— BEGIN DATASET EXTRACT —

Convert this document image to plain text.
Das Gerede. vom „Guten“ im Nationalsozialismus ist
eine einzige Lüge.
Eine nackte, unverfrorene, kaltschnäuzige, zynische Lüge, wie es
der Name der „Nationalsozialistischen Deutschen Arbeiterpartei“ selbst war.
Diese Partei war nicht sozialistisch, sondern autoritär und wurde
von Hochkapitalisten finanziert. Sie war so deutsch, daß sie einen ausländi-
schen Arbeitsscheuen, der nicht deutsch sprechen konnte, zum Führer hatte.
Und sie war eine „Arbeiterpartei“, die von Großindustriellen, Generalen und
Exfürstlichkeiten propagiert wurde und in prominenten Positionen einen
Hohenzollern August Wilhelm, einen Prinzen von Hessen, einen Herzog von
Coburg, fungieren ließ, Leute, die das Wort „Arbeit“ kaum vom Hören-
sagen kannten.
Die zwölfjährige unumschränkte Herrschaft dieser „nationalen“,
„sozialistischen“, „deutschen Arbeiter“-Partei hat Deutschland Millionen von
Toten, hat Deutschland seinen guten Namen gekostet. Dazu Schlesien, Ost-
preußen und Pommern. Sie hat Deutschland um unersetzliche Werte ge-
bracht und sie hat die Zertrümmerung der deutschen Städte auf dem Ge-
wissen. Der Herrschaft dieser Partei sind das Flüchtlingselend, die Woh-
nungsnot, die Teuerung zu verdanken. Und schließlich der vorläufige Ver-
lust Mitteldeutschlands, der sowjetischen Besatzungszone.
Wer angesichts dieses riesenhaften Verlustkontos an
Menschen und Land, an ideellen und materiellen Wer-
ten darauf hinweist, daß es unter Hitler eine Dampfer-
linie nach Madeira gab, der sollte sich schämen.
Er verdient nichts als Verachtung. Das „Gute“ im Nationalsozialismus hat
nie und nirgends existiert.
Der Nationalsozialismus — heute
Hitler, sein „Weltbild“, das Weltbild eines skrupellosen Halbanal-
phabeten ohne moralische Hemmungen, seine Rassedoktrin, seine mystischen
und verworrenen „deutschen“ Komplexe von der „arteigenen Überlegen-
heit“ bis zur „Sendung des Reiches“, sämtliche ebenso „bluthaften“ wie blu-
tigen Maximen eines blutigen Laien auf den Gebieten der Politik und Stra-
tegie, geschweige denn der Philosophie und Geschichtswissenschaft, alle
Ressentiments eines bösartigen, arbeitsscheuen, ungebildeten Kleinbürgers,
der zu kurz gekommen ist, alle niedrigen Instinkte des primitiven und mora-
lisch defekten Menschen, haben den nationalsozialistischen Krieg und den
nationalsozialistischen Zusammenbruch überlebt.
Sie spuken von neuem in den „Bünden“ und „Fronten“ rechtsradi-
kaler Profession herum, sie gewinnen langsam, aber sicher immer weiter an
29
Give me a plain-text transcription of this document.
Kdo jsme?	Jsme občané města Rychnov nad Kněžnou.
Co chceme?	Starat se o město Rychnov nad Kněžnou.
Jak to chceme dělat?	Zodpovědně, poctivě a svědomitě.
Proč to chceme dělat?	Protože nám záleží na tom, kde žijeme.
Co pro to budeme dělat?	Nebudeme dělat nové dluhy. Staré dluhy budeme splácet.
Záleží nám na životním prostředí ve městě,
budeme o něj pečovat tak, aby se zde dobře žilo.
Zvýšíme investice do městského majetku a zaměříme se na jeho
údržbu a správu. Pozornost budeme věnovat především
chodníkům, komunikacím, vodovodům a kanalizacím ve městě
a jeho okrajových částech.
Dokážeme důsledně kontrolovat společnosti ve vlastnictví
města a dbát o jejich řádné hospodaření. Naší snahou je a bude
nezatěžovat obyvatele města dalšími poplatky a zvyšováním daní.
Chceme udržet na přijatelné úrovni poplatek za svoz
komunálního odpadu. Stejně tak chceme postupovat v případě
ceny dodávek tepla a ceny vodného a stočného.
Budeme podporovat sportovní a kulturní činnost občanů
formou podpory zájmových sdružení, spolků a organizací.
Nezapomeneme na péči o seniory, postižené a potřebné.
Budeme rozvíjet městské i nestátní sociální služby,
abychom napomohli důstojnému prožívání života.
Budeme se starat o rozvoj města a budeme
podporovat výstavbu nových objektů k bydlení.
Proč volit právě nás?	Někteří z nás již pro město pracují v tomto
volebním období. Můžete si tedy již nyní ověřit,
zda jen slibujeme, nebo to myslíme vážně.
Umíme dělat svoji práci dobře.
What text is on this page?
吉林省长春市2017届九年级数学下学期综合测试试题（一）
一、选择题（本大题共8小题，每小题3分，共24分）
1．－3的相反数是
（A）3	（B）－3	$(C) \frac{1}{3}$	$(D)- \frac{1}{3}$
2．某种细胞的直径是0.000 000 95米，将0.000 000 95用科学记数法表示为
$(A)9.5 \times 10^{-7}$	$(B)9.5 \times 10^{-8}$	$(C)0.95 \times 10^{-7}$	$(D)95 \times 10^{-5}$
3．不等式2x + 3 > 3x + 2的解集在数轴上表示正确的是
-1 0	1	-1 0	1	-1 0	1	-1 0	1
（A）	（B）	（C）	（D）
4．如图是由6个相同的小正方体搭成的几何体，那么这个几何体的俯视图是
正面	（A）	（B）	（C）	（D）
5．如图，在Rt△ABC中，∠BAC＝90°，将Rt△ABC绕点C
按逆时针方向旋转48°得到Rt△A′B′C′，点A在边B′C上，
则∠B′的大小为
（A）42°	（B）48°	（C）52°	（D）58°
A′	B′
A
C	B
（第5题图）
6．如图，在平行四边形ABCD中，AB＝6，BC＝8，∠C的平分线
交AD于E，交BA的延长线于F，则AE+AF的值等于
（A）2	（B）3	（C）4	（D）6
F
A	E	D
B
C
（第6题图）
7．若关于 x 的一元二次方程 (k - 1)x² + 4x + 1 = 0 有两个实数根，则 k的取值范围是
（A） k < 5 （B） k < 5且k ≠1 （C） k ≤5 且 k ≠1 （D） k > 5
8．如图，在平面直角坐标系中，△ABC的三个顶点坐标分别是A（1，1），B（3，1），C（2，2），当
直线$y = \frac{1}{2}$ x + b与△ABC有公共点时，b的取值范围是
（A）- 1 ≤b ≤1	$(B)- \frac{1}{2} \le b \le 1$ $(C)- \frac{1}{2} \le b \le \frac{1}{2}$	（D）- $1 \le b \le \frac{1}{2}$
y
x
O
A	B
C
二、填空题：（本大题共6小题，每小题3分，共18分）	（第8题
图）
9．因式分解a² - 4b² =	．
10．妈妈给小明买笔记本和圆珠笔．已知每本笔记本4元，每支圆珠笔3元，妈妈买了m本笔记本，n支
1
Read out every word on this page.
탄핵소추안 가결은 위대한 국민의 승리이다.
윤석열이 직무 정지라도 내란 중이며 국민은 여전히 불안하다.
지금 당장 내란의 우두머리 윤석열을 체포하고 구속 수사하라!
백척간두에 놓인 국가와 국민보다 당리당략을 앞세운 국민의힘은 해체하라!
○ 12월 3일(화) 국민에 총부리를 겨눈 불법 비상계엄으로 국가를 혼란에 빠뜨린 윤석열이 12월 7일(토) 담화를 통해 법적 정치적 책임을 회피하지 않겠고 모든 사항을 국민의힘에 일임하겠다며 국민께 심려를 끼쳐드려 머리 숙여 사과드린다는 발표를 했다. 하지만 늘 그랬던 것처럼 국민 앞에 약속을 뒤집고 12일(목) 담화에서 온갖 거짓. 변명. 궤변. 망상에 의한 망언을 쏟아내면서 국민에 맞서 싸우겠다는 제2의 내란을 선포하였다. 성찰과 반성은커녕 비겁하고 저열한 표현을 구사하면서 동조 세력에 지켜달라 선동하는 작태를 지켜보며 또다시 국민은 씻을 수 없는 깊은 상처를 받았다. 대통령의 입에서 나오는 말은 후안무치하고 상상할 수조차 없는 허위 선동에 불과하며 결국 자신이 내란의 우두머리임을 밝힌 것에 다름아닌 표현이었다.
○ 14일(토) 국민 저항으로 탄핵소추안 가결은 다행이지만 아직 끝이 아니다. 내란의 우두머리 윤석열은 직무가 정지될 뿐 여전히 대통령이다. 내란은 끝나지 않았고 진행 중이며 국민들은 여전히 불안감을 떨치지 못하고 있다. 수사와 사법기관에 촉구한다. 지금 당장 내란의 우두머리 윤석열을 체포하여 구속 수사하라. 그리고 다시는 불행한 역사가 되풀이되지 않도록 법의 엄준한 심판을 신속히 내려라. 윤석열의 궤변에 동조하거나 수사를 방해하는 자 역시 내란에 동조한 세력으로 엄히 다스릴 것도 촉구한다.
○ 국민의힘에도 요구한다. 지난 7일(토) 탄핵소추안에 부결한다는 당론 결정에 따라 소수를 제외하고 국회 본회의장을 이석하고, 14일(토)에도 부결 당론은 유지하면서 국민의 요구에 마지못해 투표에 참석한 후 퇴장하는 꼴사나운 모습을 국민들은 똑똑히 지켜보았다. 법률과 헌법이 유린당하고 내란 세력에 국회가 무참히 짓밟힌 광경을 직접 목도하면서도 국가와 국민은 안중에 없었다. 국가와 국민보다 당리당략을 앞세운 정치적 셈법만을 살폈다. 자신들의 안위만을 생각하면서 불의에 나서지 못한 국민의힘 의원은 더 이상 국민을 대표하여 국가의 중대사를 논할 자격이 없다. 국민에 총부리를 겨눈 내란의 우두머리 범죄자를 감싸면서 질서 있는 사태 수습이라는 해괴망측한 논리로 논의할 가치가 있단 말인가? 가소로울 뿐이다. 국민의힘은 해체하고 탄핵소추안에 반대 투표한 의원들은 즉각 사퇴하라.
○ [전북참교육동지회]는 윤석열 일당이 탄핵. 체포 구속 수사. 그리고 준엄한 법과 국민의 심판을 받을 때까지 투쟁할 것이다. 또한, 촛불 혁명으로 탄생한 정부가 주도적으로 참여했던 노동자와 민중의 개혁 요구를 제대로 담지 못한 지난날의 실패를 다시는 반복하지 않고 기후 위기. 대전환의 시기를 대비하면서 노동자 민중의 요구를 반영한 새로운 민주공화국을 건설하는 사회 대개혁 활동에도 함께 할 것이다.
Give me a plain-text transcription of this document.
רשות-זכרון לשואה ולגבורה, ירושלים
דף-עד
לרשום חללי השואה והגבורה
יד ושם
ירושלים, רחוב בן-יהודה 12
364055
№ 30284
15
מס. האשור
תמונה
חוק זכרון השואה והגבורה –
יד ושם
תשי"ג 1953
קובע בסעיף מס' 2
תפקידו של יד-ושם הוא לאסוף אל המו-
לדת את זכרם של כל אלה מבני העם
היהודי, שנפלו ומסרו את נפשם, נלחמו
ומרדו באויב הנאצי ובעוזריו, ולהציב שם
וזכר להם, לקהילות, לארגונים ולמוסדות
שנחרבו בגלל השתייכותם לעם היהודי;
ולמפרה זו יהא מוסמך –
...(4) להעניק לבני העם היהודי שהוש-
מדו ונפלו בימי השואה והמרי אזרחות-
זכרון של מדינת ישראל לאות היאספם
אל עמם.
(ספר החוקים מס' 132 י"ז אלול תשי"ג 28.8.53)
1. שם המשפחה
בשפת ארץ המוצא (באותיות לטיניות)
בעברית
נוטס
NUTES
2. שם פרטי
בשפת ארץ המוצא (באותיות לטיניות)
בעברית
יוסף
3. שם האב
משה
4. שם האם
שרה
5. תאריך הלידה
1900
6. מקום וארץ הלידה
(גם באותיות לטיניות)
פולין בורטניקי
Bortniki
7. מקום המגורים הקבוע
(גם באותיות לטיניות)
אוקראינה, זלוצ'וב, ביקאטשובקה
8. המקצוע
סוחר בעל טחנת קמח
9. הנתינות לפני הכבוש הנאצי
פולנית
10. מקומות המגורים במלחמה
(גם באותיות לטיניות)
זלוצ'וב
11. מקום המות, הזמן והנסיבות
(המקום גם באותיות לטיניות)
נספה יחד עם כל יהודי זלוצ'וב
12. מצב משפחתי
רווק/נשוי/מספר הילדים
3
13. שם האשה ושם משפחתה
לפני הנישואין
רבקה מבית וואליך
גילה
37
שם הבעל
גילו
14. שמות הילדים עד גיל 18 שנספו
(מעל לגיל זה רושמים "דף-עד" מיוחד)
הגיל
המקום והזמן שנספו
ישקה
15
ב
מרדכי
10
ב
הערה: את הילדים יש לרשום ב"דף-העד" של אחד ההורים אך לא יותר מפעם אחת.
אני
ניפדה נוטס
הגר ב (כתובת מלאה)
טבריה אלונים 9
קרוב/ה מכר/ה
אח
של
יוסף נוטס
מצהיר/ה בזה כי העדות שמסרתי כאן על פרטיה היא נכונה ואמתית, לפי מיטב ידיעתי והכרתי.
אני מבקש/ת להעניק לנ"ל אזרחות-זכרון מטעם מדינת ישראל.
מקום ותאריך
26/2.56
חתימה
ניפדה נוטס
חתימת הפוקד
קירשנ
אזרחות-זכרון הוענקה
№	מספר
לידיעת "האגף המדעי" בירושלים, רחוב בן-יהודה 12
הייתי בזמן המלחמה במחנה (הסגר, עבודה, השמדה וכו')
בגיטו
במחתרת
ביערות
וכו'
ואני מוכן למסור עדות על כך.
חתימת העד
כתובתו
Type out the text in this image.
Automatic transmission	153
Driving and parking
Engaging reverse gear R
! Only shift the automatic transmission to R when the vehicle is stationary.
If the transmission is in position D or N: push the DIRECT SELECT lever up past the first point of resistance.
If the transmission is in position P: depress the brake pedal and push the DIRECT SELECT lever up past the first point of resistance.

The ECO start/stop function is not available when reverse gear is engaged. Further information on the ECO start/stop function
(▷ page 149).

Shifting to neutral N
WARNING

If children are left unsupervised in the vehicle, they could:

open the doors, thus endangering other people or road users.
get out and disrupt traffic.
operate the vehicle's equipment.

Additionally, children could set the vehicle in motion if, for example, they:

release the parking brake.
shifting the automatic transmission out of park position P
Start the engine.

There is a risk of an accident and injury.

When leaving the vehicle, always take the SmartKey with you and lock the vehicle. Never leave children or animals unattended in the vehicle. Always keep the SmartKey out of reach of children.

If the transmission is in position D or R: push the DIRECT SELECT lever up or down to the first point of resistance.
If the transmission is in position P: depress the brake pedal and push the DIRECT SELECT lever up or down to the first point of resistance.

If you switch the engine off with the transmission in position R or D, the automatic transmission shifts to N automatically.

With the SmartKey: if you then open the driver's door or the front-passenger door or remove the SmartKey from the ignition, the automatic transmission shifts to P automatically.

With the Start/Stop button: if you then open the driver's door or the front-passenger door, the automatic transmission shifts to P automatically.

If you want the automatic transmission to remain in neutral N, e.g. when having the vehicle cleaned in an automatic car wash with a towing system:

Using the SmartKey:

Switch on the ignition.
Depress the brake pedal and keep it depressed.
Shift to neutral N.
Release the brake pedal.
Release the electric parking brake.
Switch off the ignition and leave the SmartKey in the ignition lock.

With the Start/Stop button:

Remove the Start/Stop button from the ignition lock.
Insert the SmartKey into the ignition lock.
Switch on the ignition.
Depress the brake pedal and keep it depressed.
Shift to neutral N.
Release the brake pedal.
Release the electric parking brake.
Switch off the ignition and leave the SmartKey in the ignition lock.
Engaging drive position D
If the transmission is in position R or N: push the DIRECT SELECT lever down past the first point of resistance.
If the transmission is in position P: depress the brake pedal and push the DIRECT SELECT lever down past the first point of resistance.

— END DATASET EXTRACT —

WRITTEN REQUEST — Identify every line above with the string "frac" in it. Copy those lines.

RESPONSE —
（A）3	（B）－3	$(C) \frac{1}{3}$	$(D)- \frac{1}{3}$
直线$y = \frac{1}{2}$ x + b与△ABC有公共点时，b的取值范围是
（A）- 1 ≤b ≤1	$(B)- \frac{1}{2} \le b \le 1$ $(C)- \frac{1}{2} \le b \le \frac{1}{2}$	（D）- $1 \le b \le \frac{1}{2}$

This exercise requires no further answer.